── Records to process

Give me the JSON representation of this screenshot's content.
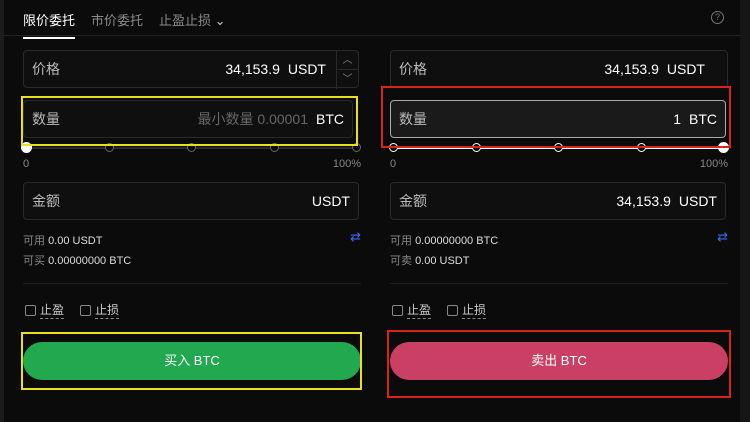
{
  "tabs": [
    {
      "label": "限价委托"
    },
    {
      "label": "市价委托"
    },
    {
      "label": "止盈止损"
    }
  ],
  "help_icon": "question-circle-icon",
  "buy": {
    "price_label": "价格",
    "price_value": "34,153.9",
    "price_unit": "USDT",
    "qty_label": "数量",
    "qty_placeholder": "最小数量 0.00001",
    "qty_unit": "BTC",
    "slider_percent": 0,
    "slider_min": "0",
    "slider_max": "100%",
    "amount_label": "金额",
    "amount_value": "",
    "amount_unit": "USDT",
    "avail_label": "可用",
    "avail_value": "0.00 USDT",
    "can_label": "可买",
    "can_value": "0.00000000 BTC",
    "tp_label": "止盈",
    "sl_label": "止损",
    "button": "买入 BTC",
    "color": "#22a94f"
  },
  "sell": {
    "price_label": "价格",
    "price_value": "34,153.9",
    "price_unit": "USDT",
    "qty_label": "数量",
    "qty_value": "1",
    "qty_unit": "BTC",
    "slider_percent": 100,
    "slider_min": "0",
    "slider_max": "100%",
    "amount_label": "金额",
    "amount_value": "34,153.9",
    "amount_unit": "USDT",
    "avail_label": "可用",
    "avail_value": "0.00000000 BTC",
    "can_label": "可卖",
    "can_value": "0.00 USDT",
    "tp_label": "止盈",
    "sl_label": "止损",
    "button": "卖出 BTC",
    "color": "#c94064"
  },
  "highlight_colors": {
    "buy": "#e8e020",
    "sell": "#d9241c"
  }
}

────

** Exercise **
Reproduce the entries above word for word. Pictures stay out.

** Expected answer **
Give me the JSON representation of this screenshot's content.
{
  "tabs": [
    {
      "label": "限价委托"
    },
    {
      "label": "市价委托"
    },
    {
      "label": "止盈止损"
    }
  ],
  "help_icon": "question-circle-icon",
  "buy": {
    "price_label": "价格",
    "price_value": "34,153.9",
    "price_unit": "USDT",
    "qty_label": "数量",
    "qty_placeholder": "最小数量 0.00001",
    "qty_unit": "BTC",
    "slider_percent": 0,
    "slider_min": "0",
    "slider_max": "100%",
    "amount_label": "金额",
    "amount_value": "",
    "amount_unit": "USDT",
    "avail_label": "可用",
    "avail_value": "0.00 USDT",
    "can_label": "可买",
    "can_value": "0.00000000 BTC",
    "tp_label": "止盈",
    "sl_label": "止损",
    "button": "买入 BTC",
    "color": "#22a94f"
  },
  "sell": {
    "price_label": "价格",
    "price_value": "34,153.9",
    "price_unit": "USDT",
    "qty_label": "数量",
    "qty_value": "1",
    "qty_unit": "BTC",
    "slider_percent": 100,
    "slider_min": "0",
    "slider_max": "100%",
    "amount_label": "金额",
    "amount_value": "34,153.9",
    "amount_unit": "USDT",
    "avail_label": "可用",
    "avail_value": "0.00000000 BTC",
    "can_label": "可卖",
    "can_value": "0.00 USDT",
    "tp_label": "止盈",
    "sl_label": "止损",
    "button": "卖出 BTC",
    "color": "#c94064"
  },
  "highlight_colors": {
    "buy": "#e8e020",
    "sell": "#d9241c"
  }
}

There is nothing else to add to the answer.